**Input:**
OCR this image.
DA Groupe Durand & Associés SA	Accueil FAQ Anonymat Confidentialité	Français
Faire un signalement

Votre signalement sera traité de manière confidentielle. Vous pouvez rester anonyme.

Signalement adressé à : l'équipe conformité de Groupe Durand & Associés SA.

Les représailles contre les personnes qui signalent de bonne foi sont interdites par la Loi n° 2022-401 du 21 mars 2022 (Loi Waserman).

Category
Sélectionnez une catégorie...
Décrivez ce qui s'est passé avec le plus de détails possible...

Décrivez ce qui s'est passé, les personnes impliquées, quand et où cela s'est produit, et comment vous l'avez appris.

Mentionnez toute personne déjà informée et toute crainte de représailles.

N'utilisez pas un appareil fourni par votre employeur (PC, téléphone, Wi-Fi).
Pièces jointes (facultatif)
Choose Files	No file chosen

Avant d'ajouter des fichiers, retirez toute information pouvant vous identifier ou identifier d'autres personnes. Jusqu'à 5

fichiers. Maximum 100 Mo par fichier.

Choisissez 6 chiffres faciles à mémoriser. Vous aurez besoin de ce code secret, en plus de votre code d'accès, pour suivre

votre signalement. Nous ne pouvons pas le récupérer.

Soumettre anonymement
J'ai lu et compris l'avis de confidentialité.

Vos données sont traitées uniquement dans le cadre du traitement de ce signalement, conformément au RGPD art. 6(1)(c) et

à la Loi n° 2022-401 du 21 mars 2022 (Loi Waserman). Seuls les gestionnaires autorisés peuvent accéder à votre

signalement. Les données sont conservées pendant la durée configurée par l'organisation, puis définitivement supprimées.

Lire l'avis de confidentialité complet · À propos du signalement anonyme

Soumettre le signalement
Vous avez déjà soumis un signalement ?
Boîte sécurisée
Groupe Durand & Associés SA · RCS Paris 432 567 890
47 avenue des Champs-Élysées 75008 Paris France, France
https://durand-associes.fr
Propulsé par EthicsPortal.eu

**Work to complete:**
List each line holding the string "plus".

**Solution:**
Décrivez ce qui s'est passé avec le plus de détails possible...
Choisissez 6 chiffres faciles à mémoriser. Vous aurez besoin de ce code secret, en plus de votre code d'accès, pour suivre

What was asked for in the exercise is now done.